**WHAT IS EXPECTED**
Return exactly the lines from the one containing "What does this" through the last line of the records below, both included, and leave out any pictures.

**MATERIALS PROVIDED**
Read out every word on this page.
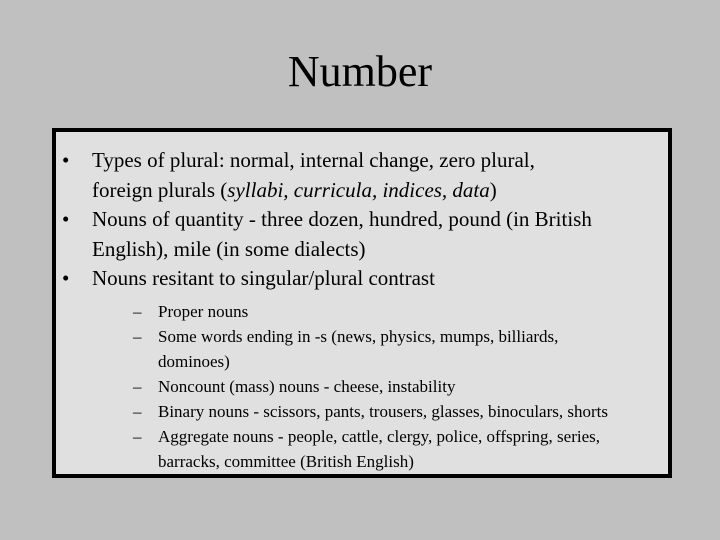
Number
• Types of plural: normal, internal change, zero plural,
foreign plurals (syllabi, curricula, indices, data)
• Nouns of quantity - three dozen, hundred, pound (in British
English), mile (in some dialects)
• Nouns resitant to singular/plural contrast
– Proper nouns
– Some words ending in -s (news, physics, mumps, billiards,
dominoes)
– Noncount (mass) nouns - cheese, instability
– Binary nouns - scissors, pants, trousers, glasses, binoculars, shorts
– Aggregate nouns - people, cattle, clergy, police, offspring, series,
barracks, committee (British English)
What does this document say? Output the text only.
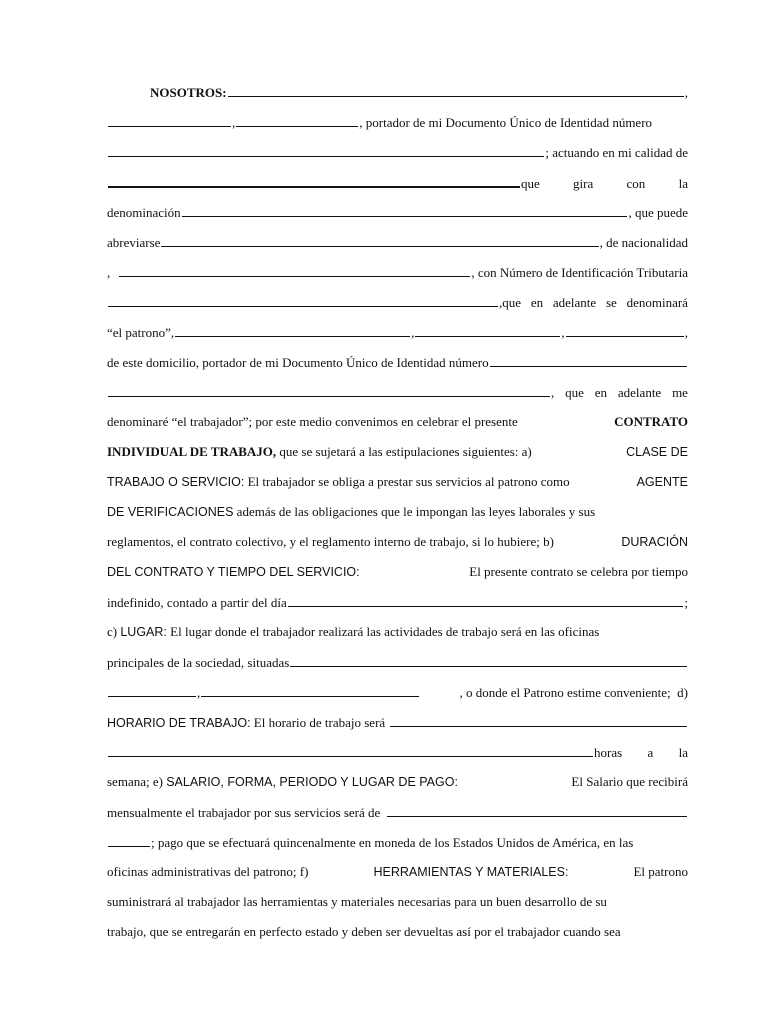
NOSOTROS:	,
,	, portador de mi Documento Único de Identidad número
; actuando en mi calidad de
que	gira	con	la
denominación	, que puede
abreviarse	, de nacionalidad
,	, con Número de Identificación Tributaria
,que en adelante se denominará
“el patrono”,	,	,	,
de este domicilio, portador de mi Documento Único de Identidad número
, que en adelante me
denominaré “el trabajador”; por este medio convenimos en celebrar el presente	CONTRATO
INDIVIDUAL DE TRABAJO, que se sujetará a las estipulaciones siguientes: a)	CLASE DE
TRABAJO O SERVICIO: El trabajador se obliga a prestar sus servicios al patrono como	AGENTE
DE VERIFICACIONES además de las obligaciones que le impongan las leyes laborales y sus
reglamentos, el contrato colectivo, y el reglamento interno de trabajo, si lo hubiere; b)	DURACIÓN
DEL CONTRATO Y TIEMPO DEL SERVICIO:	El presente contrato se celebra por tiempo
indefinido, contado a partir del día	;
c) LUGAR: El lugar donde el trabajador realizará las actividades de trabajo será en las oficinas
principales de la sociedad, situadas
,	, o donde el Patrono estime conveniente;  d)
HORARIO DE TRABAJO: El horario de trabajo será
horas a la
semana; e) SALARIO, FORMA, PERIODO Y LUGAR DE PAGO:	El Salario que recibirá
mensualmente el trabajador por sus servicios será de
; pago que se efectuará quincenalmente en moneda de los Estados Unidos de América, en las
oficinas administrativas del patrono; f)	HERRAMIENTAS Y MATERIALES:	El patrono
suministrará al trabajador las herramientas y materiales necesarias para un buen desarrollo de su
trabajo, que se entregarán en perfecto estado y deben ser devueltas así por el trabajador cuando sea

**RESPONSE TO THE TASK**
What does this document say? Output the text only.
NOSOTROS:	,
,	, portador de mi Documento Único de Identidad número
; actuando en mi calidad de
que	gira	con	la
denominación	, que puede
abreviarse	, de nacionalidad
,	, con Número de Identificación Tributaria
,que en adelante se denominará
“el patrono”,	,	,	,
de este domicilio, portador de mi Documento Único de Identidad número
, que en adelante me
denominaré “el trabajador”; por este medio convenimos en celebrar el presente	CONTRATO
INDIVIDUAL DE TRABAJO, que se sujetará a las estipulaciones siguientes: a)	CLASE DE
TRABAJO O SERVICIO: El trabajador se obliga a prestar sus servicios al patrono como	AGENTE
DE VERIFICACIONES además de las obligaciones que le impongan las leyes laborales y sus
reglamentos, el contrato colectivo, y el reglamento interno de trabajo, si lo hubiere; b)	DURACIÓN
DEL CONTRATO Y TIEMPO DEL SERVICIO:	El presente contrato se celebra por tiempo
indefinido, contado a partir del día	;
c) LUGAR: El lugar donde el trabajador realizará las actividades de trabajo será en las oficinas
principales de la sociedad, situadas
,	, o donde el Patrono estime conveniente;  d)
HORARIO DE TRABAJO: El horario de trabajo será
horas a la
semana; e) SALARIO, FORMA, PERIODO Y LUGAR DE PAGO:	El Salario que recibirá
mensualmente el trabajador por sus servicios será de
; pago que se efectuará quincenalmente en moneda de los Estados Unidos de América, en las
oficinas administrativas del patrono; f)	HERRAMIENTAS Y MATERIALES:	El patrono
suministrará al trabajador las herramientas y materiales necesarias para un buen desarrollo de su
trabajo, que se entregarán en perfecto estado y deben ser devueltas así por el trabajador cuando sea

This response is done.